======== DATA PROVIDED

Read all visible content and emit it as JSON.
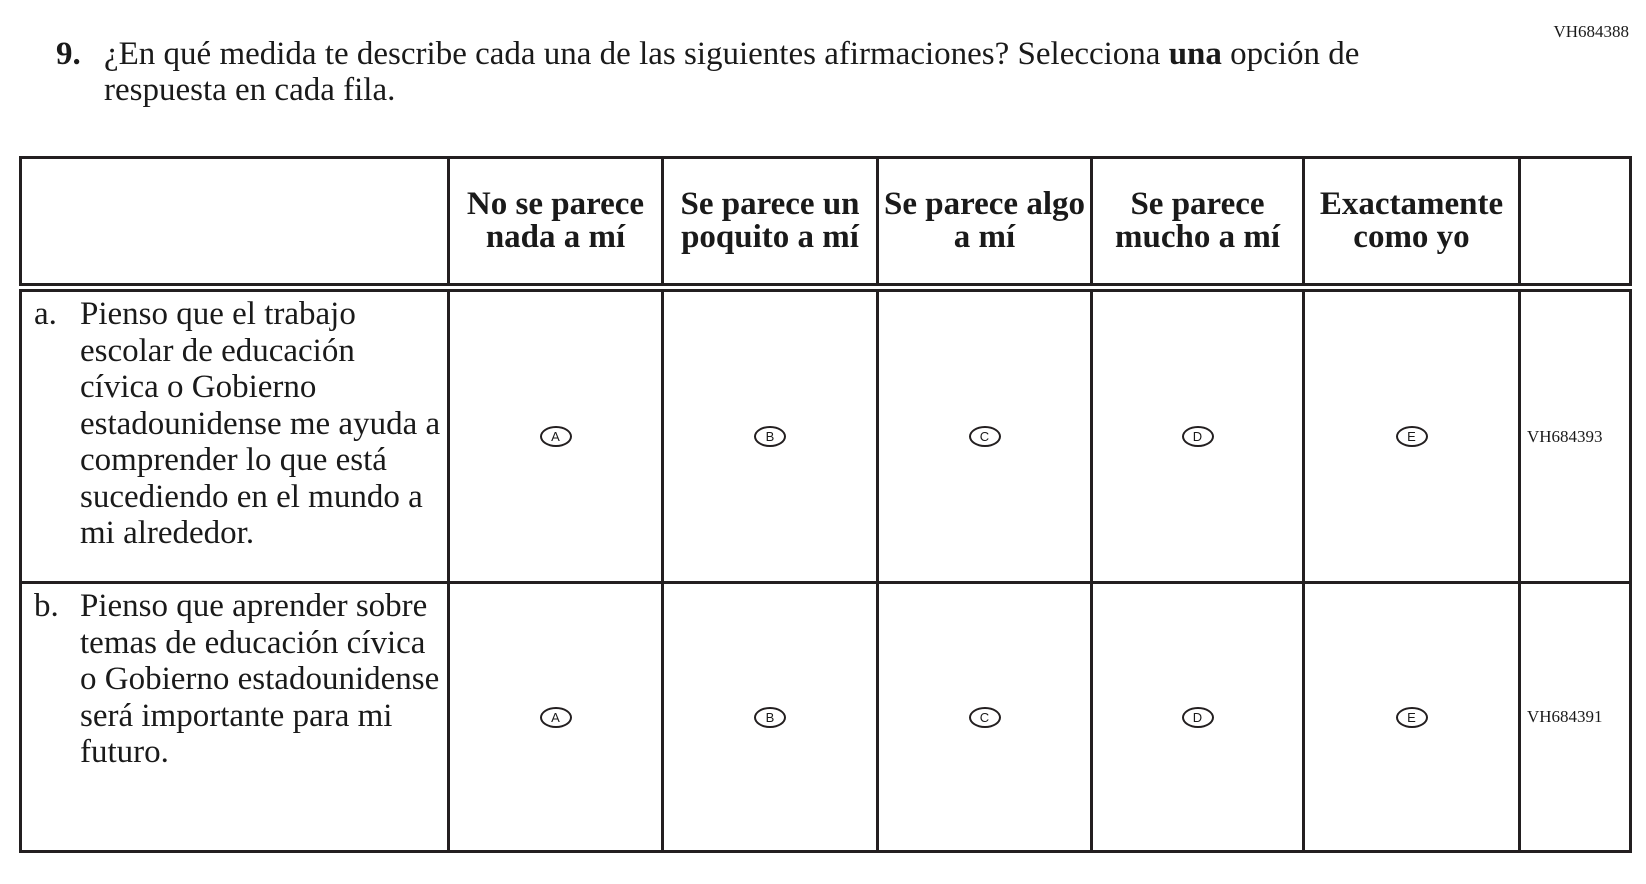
{
  "item_id": "VH684388",
  "question": {
    "number": "9.",
    "text_before": "¿En qué medida te describe cada una de las siguientes afirmaciones? Selecciona ",
    "text_bold": "una",
    "text_after": " opción de respuesta en cada fila."
  },
  "columns": [
    "No se parece nada a mí",
    "Se parece un poquito a mí",
    "Se parece algo a mí",
    "Se parece mucho a mí",
    "Exactamente como yo"
  ],
  "options": [
    "A",
    "B",
    "C",
    "D",
    "E"
  ],
  "rows": [
    {
      "letter": "a.",
      "text": "Pienso que el trabajo escolar de educación cívica o Gobierno estadounidense me ayuda a comprender lo que está sucediendo en el mundo a mi alrededor.",
      "id": "VH684393"
    },
    {
      "letter": "b.",
      "text": "Pienso que aprender sobre temas de educación cívica o Gobierno estadounidense será importante para mi futuro.",
      "id": "VH684391"
    }
  ]
}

================

#### WRITTEN REQUEST:
Consider the entries above and return each line with the string "cada".

#### WORKED ANSWER:
    "text_before": "¿En qué medida te describe cada una de las siguientes afirmaciones? Selecciona ",
    "text_after": " opción de respuesta en cada fila."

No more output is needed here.